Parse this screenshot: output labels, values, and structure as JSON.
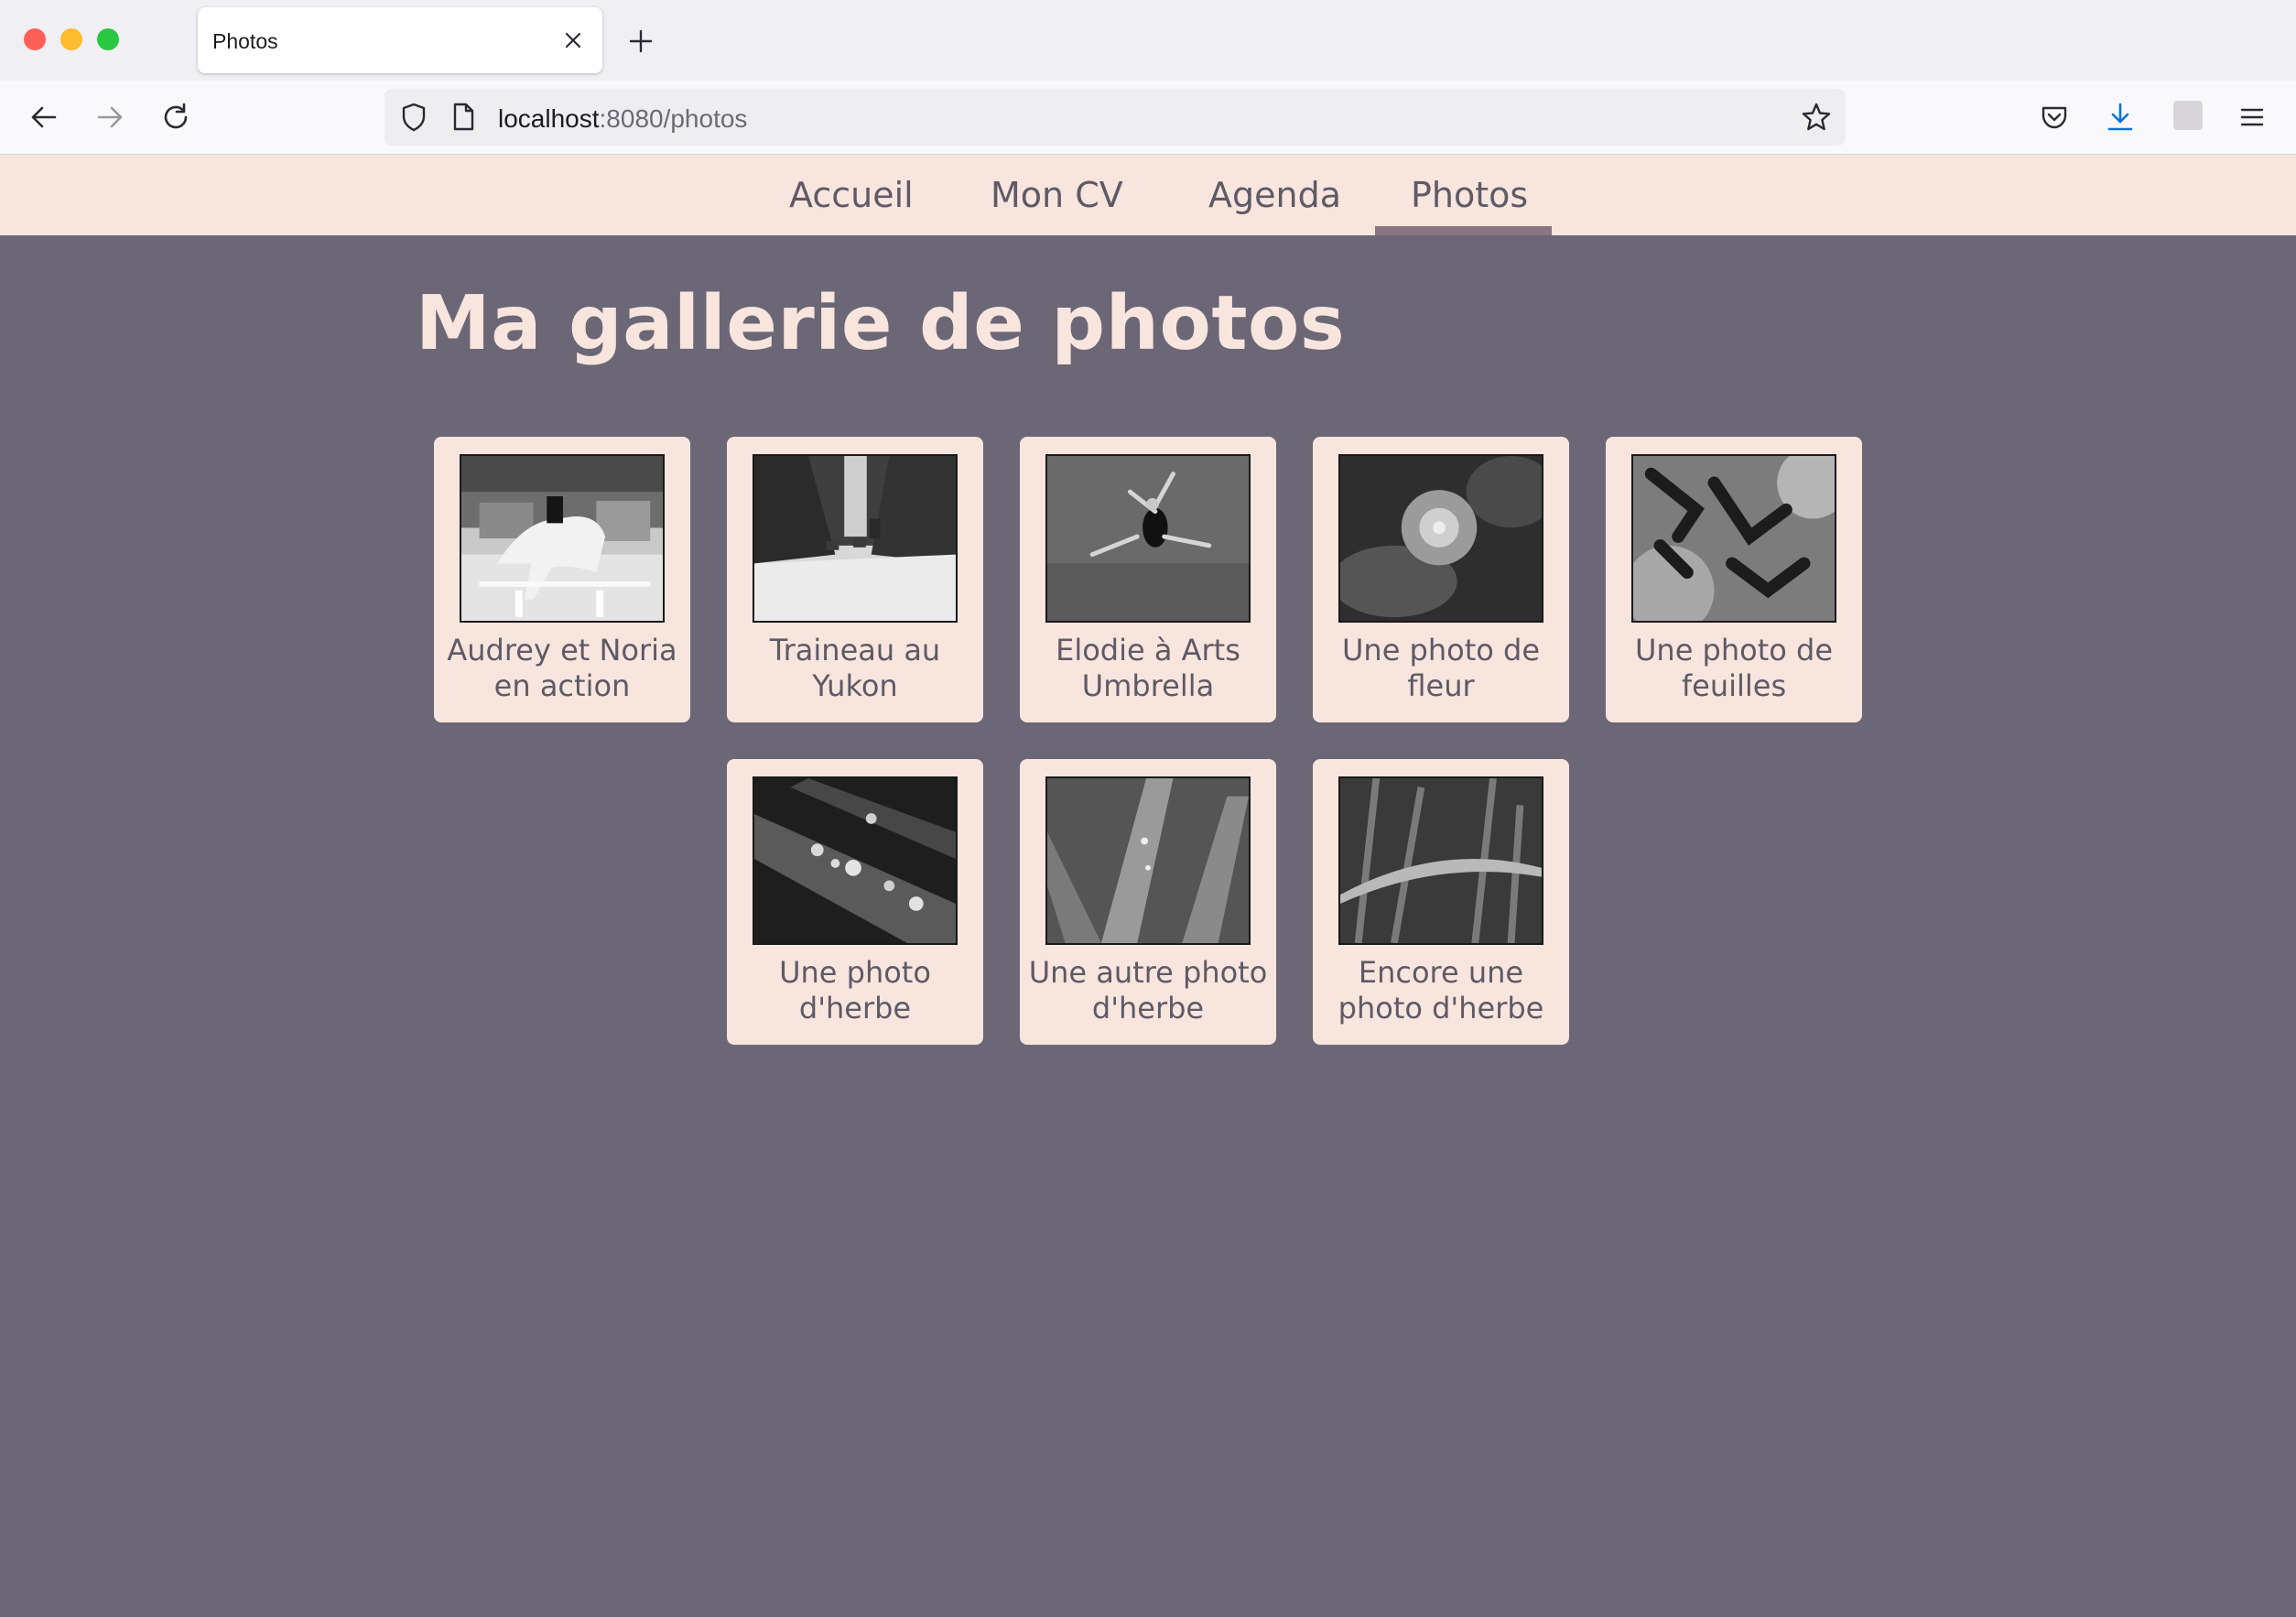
{
  "browser": {
    "tab_title": "Photos",
    "url_host": "localhost",
    "url_rest": ":8080/photos"
  },
  "icons": {
    "tab_close": "close-icon",
    "new_tab": "plus-icon",
    "back": "arrow-left-icon",
    "forward": "arrow-right-icon",
    "reload": "reload-icon",
    "shield": "shield-icon",
    "page": "page-icon",
    "bookmark": "star-icon",
    "pocket": "pocket-icon",
    "downloads": "download-icon",
    "extension": "extension-icon",
    "menu": "hamburger-menu-icon"
  },
  "colors": {
    "page_background": "#6c6776",
    "nav_background": "#f8e5de",
    "active_underline": "#8a7480",
    "text": "#5e5a66"
  },
  "nav": {
    "items": [
      {
        "label": "Accueil",
        "active": false
      },
      {
        "label": "Mon CV",
        "active": false
      },
      {
        "label": "Agenda",
        "active": false
      },
      {
        "label": "Photos",
        "active": true
      }
    ]
  },
  "page": {
    "title": "Ma gallerie de photos"
  },
  "gallery": {
    "photos": [
      {
        "caption": "Audrey et Noria en action"
      },
      {
        "caption": "Traineau au Yukon"
      },
      {
        "caption": "Elodie à Arts Umbrella"
      },
      {
        "caption": "Une photo de fleur"
      },
      {
        "caption": "Une photo de feuilles"
      },
      {
        "caption": "Une photo d'herbe"
      },
      {
        "caption": "Une autre photo d'herbe"
      },
      {
        "caption": "Encore une photo d'herbe"
      }
    ]
  }
}
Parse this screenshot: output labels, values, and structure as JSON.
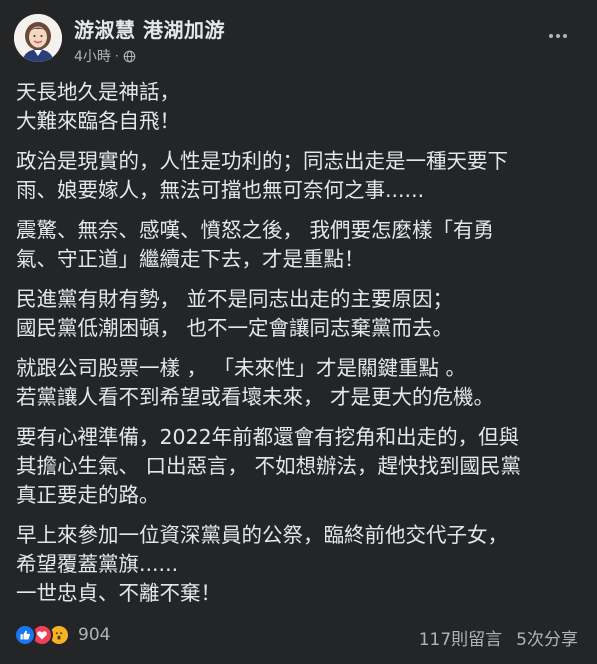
{
  "post": {
    "author": "游淑慧 港湖加游",
    "time": "4小時",
    "privacy_icon": "globe-icon",
    "paragraphs": [
      [
        "天長地久是神話，",
        "大難來臨各自飛！"
      ],
      [
        "政治是現實的，人性是功利的；同志出走是一種天要下",
        "雨、娘要嫁人，無法可擋也無可奈何之事......"
      ],
      [
        "震驚、無奈、感嘆、憤怒之後， 我們要怎麼樣「有勇",
        "氣、守正道」繼續走下去，才是重點！"
      ],
      [
        "民進黨有財有勢， 並不是同志出走的主要原因；",
        "國民黨低潮困頓， 也不一定會讓同志棄黨而去。"
      ],
      [
        "就跟公司股票一樣 ， 「未來性」才是關鍵重點 。",
        "若黨讓人看不到希望或看壞未來， 才是更大的危機。"
      ],
      [
        "要有心裡準備，2022年前都還會有挖角和出走的，但與",
        "其擔心生氣、 口出惡言， 不如想辦法，趕快找到國民黨",
        "真正要走的路。"
      ],
      [
        "早上來參加一位資深黨員的公祭，臨終前他交代子女，",
        "希望覆蓋黨旗......",
        "一世忠貞、不離不棄！"
      ]
    ]
  },
  "footer": {
    "reaction_icons": [
      "like-icon",
      "love-icon",
      "wow-icon"
    ],
    "reaction_count": "904",
    "comments": "117則留言",
    "shares": "5次分享"
  },
  "colors": {
    "background": "#242526",
    "text": "#e4e6eb",
    "secondary": "#b0b3b8",
    "like": "#1877f2",
    "love": "#f33e58",
    "wow": "#f7b125"
  }
}
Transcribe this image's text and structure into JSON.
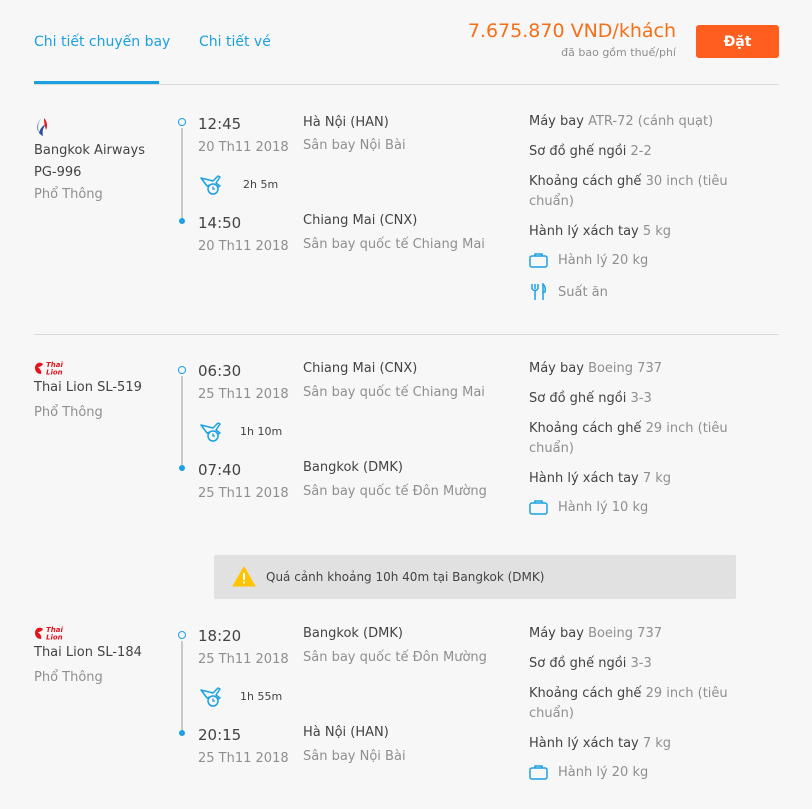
{
  "tabs": {
    "flight_details": "Chi tiết chuyến bay",
    "ticket_details": "Chi tiết vé"
  },
  "price": {
    "amount": "7.675.870 VND/khách",
    "note": "đã bao gồm thuế/phí"
  },
  "book_button": "Đặt",
  "segments": [
    {
      "airline": "Bangkok Airways",
      "flight_no": "PG-996",
      "cabin": "Phổ Thông",
      "logo_icon": "bangkok-airways-logo",
      "dep_time": "12:45",
      "dep_date": "20 Th11 2018",
      "dep_city": "Hà Nội (HAN)",
      "dep_airport": "Sân bay Nội Bài",
      "duration": "2h 5m",
      "arr_time": "14:50",
      "arr_date": "20 Th11 2018",
      "arr_city": "Chiang Mai (CNX)",
      "arr_airport": "Sân bay quốc tế Chiang Mai",
      "aircraft_label": "Máy bay",
      "aircraft": "ATR-72 (cánh quạt)",
      "seat_layout_label": "Sơ đồ ghế ngồi",
      "seat_layout": "2-2",
      "seat_pitch_label": "Khoảng cách ghế",
      "seat_pitch": "30 inch (tiêu chuẩn)",
      "cabin_bag_label": "Hành lý xách tay",
      "cabin_bag": "5 kg",
      "baggage": "Hành lý 20 kg",
      "meal": "Suất ăn"
    },
    {
      "airline": "Thai Lion",
      "flight_no": "SL-519",
      "cabin": "Phổ Thông",
      "logo_icon": "thai-lion-logo",
      "dep_time": "06:30",
      "dep_date": "25 Th11 2018",
      "dep_city": "Chiang Mai (CNX)",
      "dep_airport": "Sân bay quốc tế Chiang Mai",
      "duration": "1h 10m",
      "arr_time": "07:40",
      "arr_date": "25 Th11 2018",
      "arr_city": "Bangkok (DMK)",
      "arr_airport": "Sân bay quốc tế Đôn Mường",
      "aircraft_label": "Máy bay",
      "aircraft": "Boeing 737",
      "seat_layout_label": "Sơ đồ ghế ngồi",
      "seat_layout": "3-3",
      "seat_pitch_label": "Khoảng cách ghế",
      "seat_pitch": "29 inch (tiêu chuẩn)",
      "cabin_bag_label": "Hành lý xách tay",
      "cabin_bag": "7 kg",
      "baggage": "Hành lý 10 kg"
    },
    {
      "airline": "Thai Lion",
      "flight_no": "SL-184",
      "cabin": "Phổ Thông",
      "logo_icon": "thai-lion-logo",
      "dep_time": "18:20",
      "dep_date": "25 Th11 2018",
      "dep_city": "Bangkok (DMK)",
      "dep_airport": "Sân bay quốc tế Đôn Mường",
      "duration": "1h 55m",
      "arr_time": "20:15",
      "arr_date": "25 Th11 2018",
      "arr_city": "Hà Nội (HAN)",
      "arr_airport": "Sân bay Nội Bài",
      "aircraft_label": "Máy bay",
      "aircraft": "Boeing 737",
      "seat_layout_label": "Sơ đồ ghế ngồi",
      "seat_layout": "3-3",
      "seat_pitch_label": "Khoảng cách ghế",
      "seat_pitch": "29 inch (tiêu chuẩn)",
      "cabin_bag_label": "Hành lý xách tay",
      "cabin_bag": "7 kg",
      "baggage": "Hành lý 20 kg"
    }
  ],
  "layover": {
    "text": "Quá cảnh khoảng 10h 40m tại Bangkok (DMK)",
    "icon": "warning-icon"
  },
  "colors": {
    "accent_blue": "#1ba0e2",
    "price_orange": "#f56f18",
    "button_orange": "#ff5e1f",
    "thai_lion_red": "#e4151f"
  }
}
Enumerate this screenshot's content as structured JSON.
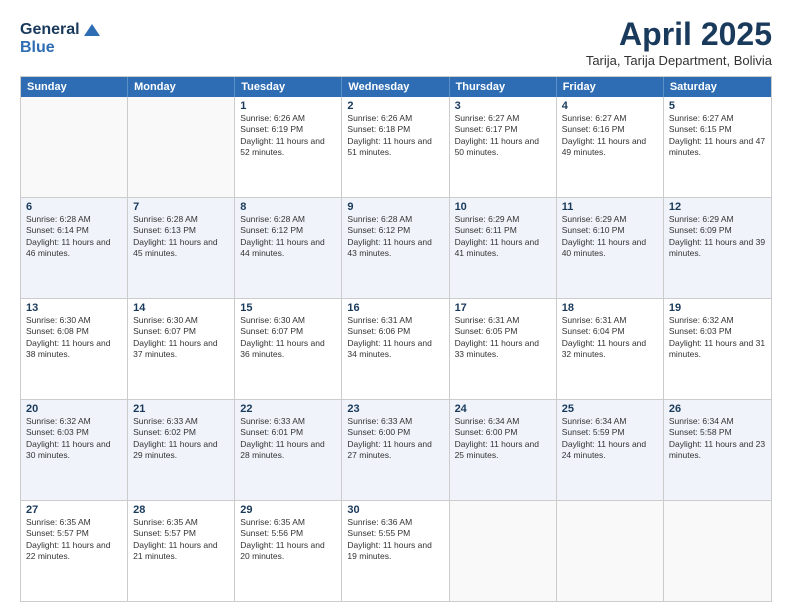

════════════════════

EXERCISE DETAILS → Return the records exactly. Don't carry the pictures over.

SOLUTION TO THE EXERCISE →
Parse this screenshot: output labels, values, and structure as JSON.
{
  "browser": {
    "tab_title": "Photos",
    "url_host": "localhost",
    "url_rest": ":8080/photos"
  },
  "icons": {
    "tab_close": "close-icon",
    "new_tab": "plus-icon",
    "back": "arrow-left-icon",
    "forward": "arrow-right-icon",
    "reload": "reload-icon",
    "shield": "shield-icon",
    "page": "page-icon",
    "bookmark": "star-icon",
    "pocket": "pocket-icon",
    "downloads": "download-icon",
    "extension": "extension-icon",
    "menu": "hamburger-menu-icon"
  },
  "colors": {
    "page_background": "#6c6776",
    "nav_background": "#f8e5de",
    "active_underline": "#8a7480",
    "text": "#5e5a66"
  },
  "nav": {
    "items": [
      {
        "label": "Accueil",
        "active": false
      },
      {
        "label": "Mon CV",
        "active": false
      },
      {
        "label": "Agenda",
        "active": false
      },
      {
        "label": "Photos",
        "active": true
      }
    ]
  },
  "page": {
    "title": "Ma gallerie de photos"
  },
  "gallery": {
    "photos": [
      {
        "caption": "Audrey et Noria en action"
      },
      {
        "caption": "Traineau au Yukon"
      },
      {
        "caption": "Elodie à Arts Umbrella"
      },
      {
        "caption": "Une photo de fleur"
      },
      {
        "caption": "Une photo de feuilles"
      },
      {
        "caption": "Une photo d'herbe"
      },
      {
        "caption": "Une autre photo d'herbe"
      },
      {
        "caption": "Encore une photo d'herbe"
      }
    ]
  }
}
Parse this screenshot: output labels, values, and structure as JSON.
{
  "post": {
    "author": "游淑慧 港湖加游",
    "time": "4小時",
    "privacy_icon": "globe-icon",
    "paragraphs": [
      [
        "天長地久是神話，",
        "大難來臨各自飛！"
      ],
      [
        "政治是現實的，人性是功利的；同志出走是一種天要下",
        "雨、娘要嫁人，無法可擋也無可奈何之事......"
      ],
      [
        "震驚、無奈、感嘆、憤怒之後， 我們要怎麼樣「有勇",
        "氣、守正道」繼續走下去，才是重點！"
      ],
      [
        "民進黨有財有勢， 並不是同志出走的主要原因；",
        "國民黨低潮困頓， 也不一定會讓同志棄黨而去。"
      ],
      [
        "就跟公司股票一樣 ， 「未來性」才是關鍵重點 。",
        "若黨讓人看不到希望或看壞未來， 才是更大的危機。"
      ],
      [
        "要有心裡準備，2022年前都還會有挖角和出走的，但與",
        "其擔心生氣、 口出惡言， 不如想辦法，趕快找到國民黨",
        "真正要走的路。"
      ],
      [
        "早上來參加一位資深黨員的公祭，臨終前他交代子女，",
        "希望覆蓋黨旗......",
        "一世忠貞、不離不棄！"
      ]
    ]
  },
  "footer": {
    "reaction_icons": [
      "like-icon",
      "love-icon",
      "wow-icon"
    ],
    "reaction_count": "904",
    "comments": "117則留言",
    "shares": "5次分享"
  },
  "colors": {
    "background": "#242526",
    "text": "#e4e6eb",
    "secondary": "#b0b3b8",
    "like": "#1877f2",
    "love": "#f33e58",
    "wow": "#f7b125"
  }
}
Transcribe this image's text and structure into JSON.
{
  "tabs": {
    "flight_details": "Chi tiết chuyến bay",
    "ticket_details": "Chi tiết vé"
  },
  "price": {
    "amount": "7.675.870 VND/khách",
    "note": "đã bao gồm thuế/phí"
  },
  "book_button": "Đặt",
  "segments": [
    {
      "airline": "Bangkok Airways",
      "flight_no": "PG-996",
      "cabin": "Phổ Thông",
      "logo_icon": "bangkok-airways-logo",
      "dep_time": "12:45",
      "dep_date": "20 Th11 2018",
      "dep_city": "Hà Nội (HAN)",
      "dep_airport": "Sân bay Nội Bài",
      "duration": "2h 5m",
      "arr_time": "14:50",
      "arr_date": "20 Th11 2018",
      "arr_city": "Chiang Mai (CNX)",
      "arr_airport": "Sân bay quốc tế Chiang Mai",
      "aircraft_label": "Máy bay",
      "aircraft": "ATR-72 (cánh quạt)",
      "seat_layout_label": "Sơ đồ ghế ngồi",
      "seat_layout": "2-2",
      "seat_pitch_label": "Khoảng cách ghế",
      "seat_pitch": "30 inch (tiêu chuẩn)",
      "cabin_bag_label": "Hành lý xách tay",
      "cabin_bag": "5 kg",
      "baggage": "Hành lý 20 kg",
      "meal": "Suất ăn"
    },
    {
      "airline": "Thai Lion",
      "flight_no": "SL-519",
      "cabin": "Phổ Thông",
      "logo_icon": "thai-lion-logo",
      "dep_time": "06:30",
      "dep_date": "25 Th11 2018",
      "dep_city": "Chiang Mai (CNX)",
      "dep_airport": "Sân bay quốc tế Chiang Mai",
      "duration": "1h 10m",
      "arr_time": "07:40",
      "arr_date": "25 Th11 2018",
      "arr_city": "Bangkok (DMK)",
      "arr_airport": "Sân bay quốc tế Đôn Mường",
      "aircraft_label": "Máy bay",
      "aircraft": "Boeing 737",
      "seat_layout_label": "Sơ đồ ghế ngồi",
      "seat_layout": "3-3",
      "seat_pitch_label": "Khoảng cách ghế",
      "seat_pitch": "29 inch (tiêu chuẩn)",
      "cabin_bag_label": "Hành lý xách tay",
      "cabin_bag": "7 kg",
      "baggage": "Hành lý 10 kg"
    },
    {
      "airline": "Thai Lion",
      "flight_no": "SL-184",
      "cabin": "Phổ Thông",
      "logo_icon": "thai-lion-logo",
      "dep_time": "18:20",
      "dep_date": "25 Th11 2018",
      "dep_city": "Bangkok (DMK)",
      "dep_airport": "Sân bay quốc tế Đôn Mường",
      "duration": "1h 55m",
      "arr_time": "20:15",
      "arr_date": "25 Th11 2018",
      "arr_city": "Hà Nội (HAN)",
      "arr_airport": "Sân bay Nội Bài",
      "aircraft_label": "Máy bay",
      "aircraft": "Boeing 737",
      "seat_layout_label": "Sơ đồ ghế ngồi",
      "seat_layout": "3-3",
      "seat_pitch_label": "Khoảng cách ghế",
      "seat_pitch": "29 inch (tiêu chuẩn)",
      "cabin_bag_label": "Hành lý xách tay",
      "cabin_bag": "7 kg",
      "baggage": "Hành lý 20 kg"
    }
  ],
  "layover": {
    "text": "Quá cảnh khoảng 10h 40m tại Bangkok (DMK)",
    "icon": "warning-icon"
  },
  "colors": {
    "accent_blue": "#1ba0e2",
    "price_orange": "#f56f18",
    "button_orange": "#ff5e1f",
    "thai_lion_red": "#e4151f"
  }
}
Enumerate this screenshot's content as structured JSON.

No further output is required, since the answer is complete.